> TASK TO COMPLETE
Show every line containing "BEAM" by copying it.

> DATA SHOWN

⟨

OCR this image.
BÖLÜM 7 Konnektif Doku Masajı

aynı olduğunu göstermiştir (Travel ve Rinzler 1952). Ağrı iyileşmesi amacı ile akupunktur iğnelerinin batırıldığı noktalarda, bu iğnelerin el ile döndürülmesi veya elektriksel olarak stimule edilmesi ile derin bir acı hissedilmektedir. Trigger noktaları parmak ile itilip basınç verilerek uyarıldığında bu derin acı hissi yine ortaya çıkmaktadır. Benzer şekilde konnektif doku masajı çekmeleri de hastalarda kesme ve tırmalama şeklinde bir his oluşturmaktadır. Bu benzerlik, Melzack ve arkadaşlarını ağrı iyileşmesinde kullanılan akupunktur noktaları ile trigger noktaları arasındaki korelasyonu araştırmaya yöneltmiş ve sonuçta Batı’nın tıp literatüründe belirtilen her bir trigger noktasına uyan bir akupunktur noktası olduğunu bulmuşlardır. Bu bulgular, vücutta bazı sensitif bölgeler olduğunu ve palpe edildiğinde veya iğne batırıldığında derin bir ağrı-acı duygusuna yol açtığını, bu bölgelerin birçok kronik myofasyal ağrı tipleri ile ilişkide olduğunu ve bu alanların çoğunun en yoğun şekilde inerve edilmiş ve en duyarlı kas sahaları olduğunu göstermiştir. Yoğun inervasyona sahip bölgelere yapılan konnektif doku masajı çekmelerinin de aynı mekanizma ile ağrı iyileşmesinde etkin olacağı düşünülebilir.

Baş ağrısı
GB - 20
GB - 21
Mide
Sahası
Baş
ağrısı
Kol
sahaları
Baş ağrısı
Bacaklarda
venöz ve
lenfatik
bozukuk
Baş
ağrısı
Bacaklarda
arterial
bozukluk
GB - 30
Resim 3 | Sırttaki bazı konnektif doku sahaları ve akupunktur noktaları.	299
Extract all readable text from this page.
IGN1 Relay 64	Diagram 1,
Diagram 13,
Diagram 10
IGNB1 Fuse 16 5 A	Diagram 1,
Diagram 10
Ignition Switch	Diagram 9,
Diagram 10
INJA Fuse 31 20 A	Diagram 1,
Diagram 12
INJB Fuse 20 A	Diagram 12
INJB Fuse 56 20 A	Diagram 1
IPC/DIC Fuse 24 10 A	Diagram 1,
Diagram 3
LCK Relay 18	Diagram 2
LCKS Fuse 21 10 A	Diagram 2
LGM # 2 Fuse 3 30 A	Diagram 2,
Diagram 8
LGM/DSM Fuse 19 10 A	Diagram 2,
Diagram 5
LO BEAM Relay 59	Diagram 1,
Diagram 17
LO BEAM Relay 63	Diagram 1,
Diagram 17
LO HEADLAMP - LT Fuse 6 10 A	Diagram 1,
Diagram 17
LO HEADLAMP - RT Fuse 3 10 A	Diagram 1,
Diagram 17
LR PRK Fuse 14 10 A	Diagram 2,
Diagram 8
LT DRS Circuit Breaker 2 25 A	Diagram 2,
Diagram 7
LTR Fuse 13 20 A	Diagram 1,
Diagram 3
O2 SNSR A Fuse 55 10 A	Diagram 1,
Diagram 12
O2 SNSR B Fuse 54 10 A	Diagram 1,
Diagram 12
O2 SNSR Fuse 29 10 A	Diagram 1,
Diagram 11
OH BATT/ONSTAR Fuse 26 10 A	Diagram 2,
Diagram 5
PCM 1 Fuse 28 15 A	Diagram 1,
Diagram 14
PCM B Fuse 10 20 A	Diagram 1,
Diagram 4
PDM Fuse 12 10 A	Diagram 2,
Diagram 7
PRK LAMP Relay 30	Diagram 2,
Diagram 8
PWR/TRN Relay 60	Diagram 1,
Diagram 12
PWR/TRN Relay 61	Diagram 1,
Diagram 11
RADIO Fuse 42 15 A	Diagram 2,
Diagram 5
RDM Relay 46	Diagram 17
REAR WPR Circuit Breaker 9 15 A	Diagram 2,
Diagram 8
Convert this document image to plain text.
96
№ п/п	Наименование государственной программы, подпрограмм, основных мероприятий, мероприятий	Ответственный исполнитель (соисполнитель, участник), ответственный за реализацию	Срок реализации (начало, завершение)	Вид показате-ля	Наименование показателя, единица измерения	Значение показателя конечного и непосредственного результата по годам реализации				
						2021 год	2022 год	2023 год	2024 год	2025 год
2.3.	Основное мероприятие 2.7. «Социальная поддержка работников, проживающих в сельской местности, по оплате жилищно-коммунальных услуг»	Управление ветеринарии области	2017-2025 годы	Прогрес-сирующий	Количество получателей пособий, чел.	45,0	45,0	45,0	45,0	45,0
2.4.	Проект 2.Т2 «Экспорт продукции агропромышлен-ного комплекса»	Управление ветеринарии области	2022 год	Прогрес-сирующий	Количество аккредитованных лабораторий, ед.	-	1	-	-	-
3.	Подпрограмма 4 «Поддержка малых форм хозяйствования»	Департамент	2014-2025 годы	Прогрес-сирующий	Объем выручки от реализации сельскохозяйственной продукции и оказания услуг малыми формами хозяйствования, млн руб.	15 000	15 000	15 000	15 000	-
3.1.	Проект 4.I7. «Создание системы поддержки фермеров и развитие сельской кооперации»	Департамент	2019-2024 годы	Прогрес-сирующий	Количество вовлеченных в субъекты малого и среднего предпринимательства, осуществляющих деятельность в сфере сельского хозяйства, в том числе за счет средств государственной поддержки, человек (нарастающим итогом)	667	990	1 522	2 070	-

⟩

> EXERCISE ANSWER
LO BEAM Relay 59	Diagram 1,
LO BEAM Relay 63	Diagram 1,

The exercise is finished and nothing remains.